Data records
——————————
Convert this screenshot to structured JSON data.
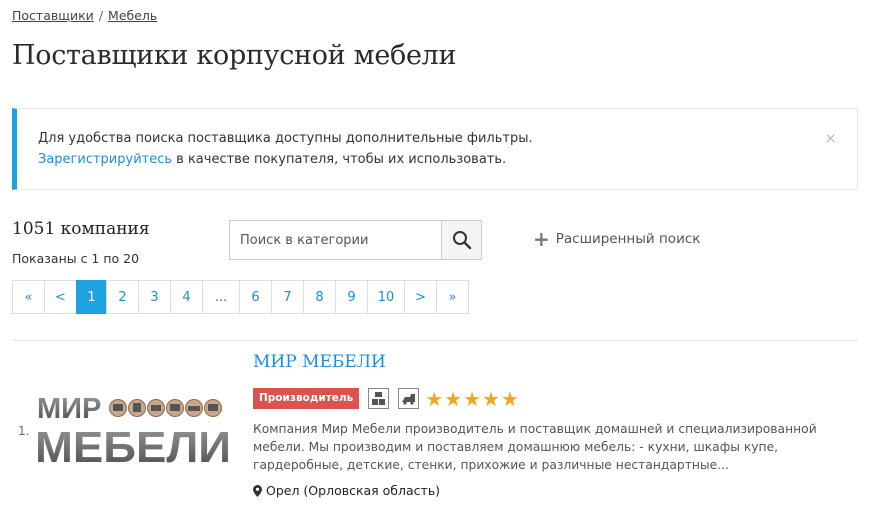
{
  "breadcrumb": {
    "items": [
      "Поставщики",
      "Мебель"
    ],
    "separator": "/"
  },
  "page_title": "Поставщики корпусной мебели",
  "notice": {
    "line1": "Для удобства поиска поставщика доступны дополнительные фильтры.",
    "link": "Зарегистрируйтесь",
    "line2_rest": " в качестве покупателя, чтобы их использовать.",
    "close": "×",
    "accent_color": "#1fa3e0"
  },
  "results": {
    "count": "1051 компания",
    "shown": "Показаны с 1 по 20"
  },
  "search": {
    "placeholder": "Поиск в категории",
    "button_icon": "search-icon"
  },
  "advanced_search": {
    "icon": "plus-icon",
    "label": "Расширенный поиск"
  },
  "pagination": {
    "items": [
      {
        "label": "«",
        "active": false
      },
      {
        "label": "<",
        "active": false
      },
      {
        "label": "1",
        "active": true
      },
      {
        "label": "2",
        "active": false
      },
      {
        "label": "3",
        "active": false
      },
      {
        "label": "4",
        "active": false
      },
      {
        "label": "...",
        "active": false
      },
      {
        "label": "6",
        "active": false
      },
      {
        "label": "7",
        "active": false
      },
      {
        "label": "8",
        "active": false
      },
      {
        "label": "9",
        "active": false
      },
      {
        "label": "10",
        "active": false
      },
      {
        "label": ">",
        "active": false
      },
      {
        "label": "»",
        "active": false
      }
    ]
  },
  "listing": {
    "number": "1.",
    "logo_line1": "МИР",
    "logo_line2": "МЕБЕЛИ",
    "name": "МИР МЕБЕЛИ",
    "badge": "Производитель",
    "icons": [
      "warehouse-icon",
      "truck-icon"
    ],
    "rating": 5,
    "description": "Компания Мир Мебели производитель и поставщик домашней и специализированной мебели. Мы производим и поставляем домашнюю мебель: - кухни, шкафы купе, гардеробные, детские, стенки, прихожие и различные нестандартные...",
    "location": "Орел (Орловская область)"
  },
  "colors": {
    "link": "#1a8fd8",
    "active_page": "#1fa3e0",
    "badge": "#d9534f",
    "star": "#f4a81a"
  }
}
——————————
Task directions: Retype every entry verbatim and exclude the pictures from the copy.

The result:
Convert this screenshot to structured JSON data.
{
  "breadcrumb": {
    "items": [
      "Поставщики",
      "Мебель"
    ],
    "separator": "/"
  },
  "page_title": "Поставщики корпусной мебели",
  "notice": {
    "line1": "Для удобства поиска поставщика доступны дополнительные фильтры.",
    "link": "Зарегистрируйтесь",
    "line2_rest": " в качестве покупателя, чтобы их использовать.",
    "close": "×",
    "accent_color": "#1fa3e0"
  },
  "results": {
    "count": "1051 компания",
    "shown": "Показаны с 1 по 20"
  },
  "search": {
    "placeholder": "Поиск в категории",
    "button_icon": "search-icon"
  },
  "advanced_search": {
    "icon": "plus-icon",
    "label": "Расширенный поиск"
  },
  "pagination": {
    "items": [
      {
        "label": "«",
        "active": false
      },
      {
        "label": "<",
        "active": false
      },
      {
        "label": "1",
        "active": true
      },
      {
        "label": "2",
        "active": false
      },
      {
        "label": "3",
        "active": false
      },
      {
        "label": "4",
        "active": false
      },
      {
        "label": "...",
        "active": false
      },
      {
        "label": "6",
        "active": false
      },
      {
        "label": "7",
        "active": false
      },
      {
        "label": "8",
        "active": false
      },
      {
        "label": "9",
        "active": false
      },
      {
        "label": "10",
        "active": false
      },
      {
        "label": ">",
        "active": false
      },
      {
        "label": "»",
        "active": false
      }
    ]
  },
  "listing": {
    "number": "1.",
    "logo_line1": "МИР",
    "logo_line2": "МЕБЕЛИ",
    "name": "МИР МЕБЕЛИ",
    "badge": "Производитель",
    "icons": [
      "warehouse-icon",
      "truck-icon"
    ],
    "rating": 5,
    "description": "Компания Мир Мебели производитель и поставщик домашней и специализированной мебели. Мы производим и поставляем домашнюю мебель: - кухни, шкафы купе, гардеробные, детские, стенки, прихожие и различные нестандартные...",
    "location": "Орел (Орловская область)"
  },
  "colors": {
    "link": "#1a8fd8",
    "active_page": "#1fa3e0",
    "badge": "#d9534f",
    "star": "#f4a81a"
  }
}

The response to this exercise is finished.